WHAT THE TASK ASKS | All the data should be repeated exactly. Any image in it is left out.

RAW RECORDS |
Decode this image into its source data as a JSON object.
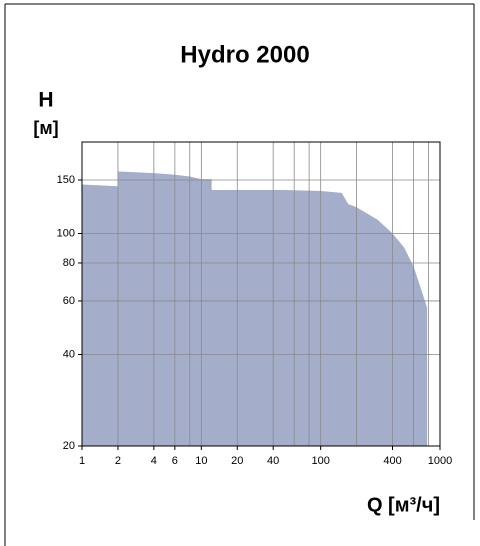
{
  "chart_data": {
    "type": "area",
    "title": "Hydro 2000",
    "y_label": "H",
    "y_unit": "[м]",
    "x_label": "Q [м³/ч]",
    "x": [
      1,
      2,
      2,
      4,
      6,
      8,
      10,
      12.2,
      12.2,
      50,
      100,
      150,
      170,
      200,
      300,
      400,
      500,
      600,
      700,
      780
    ],
    "series": [
      {
        "color": "#a4adc9",
        "values": [
          145,
          143,
          160,
          158,
          156,
          154,
          151,
          151,
          139,
          139,
          138,
          136,
          125,
          122,
          111,
          100,
          90,
          78,
          65,
          57
        ]
      }
    ],
    "xlog": true,
    "ylog": true,
    "xlim": [
      1,
      1000
    ],
    "ylim": [
      20,
      200
    ],
    "xticks": [
      1,
      2,
      4,
      6,
      10,
      20,
      40,
      100,
      400,
      1000
    ],
    "xgrid_extra": [
      8,
      60,
      80,
      200,
      600,
      800
    ],
    "yticks": [
      20,
      40,
      60,
      80,
      100,
      150
    ],
    "grid": true
  }
}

RESULT BELOW |
Decode this image into its source data as a JSON object.
{
  "chart_data": {
    "type": "area",
    "title": "Hydro 2000",
    "y_label": "H",
    "y_unit": "[м]",
    "x_label": "Q [м³/ч]",
    "x": [
      1,
      2,
      2,
      4,
      6,
      8,
      10,
      12.2,
      12.2,
      50,
      100,
      150,
      170,
      200,
      300,
      400,
      500,
      600,
      700,
      780
    ],
    "series": [
      {
        "color": "#a4adc9",
        "values": [
          145,
          143,
          160,
          158,
          156,
          154,
          151,
          151,
          139,
          139,
          138,
          136,
          125,
          122,
          111,
          100,
          90,
          78,
          65,
          57
        ]
      }
    ],
    "xlog": true,
    "ylog": true,
    "xlim": [
      1,
      1000
    ],
    "ylim": [
      20,
      200
    ],
    "xticks": [
      1,
      2,
      4,
      6,
      10,
      20,
      40,
      100,
      400,
      1000
    ],
    "xgrid_extra": [
      8,
      60,
      80,
      200,
      600,
      800
    ],
    "yticks": [
      20,
      40,
      60,
      80,
      100,
      150
    ],
    "grid": true
  }
}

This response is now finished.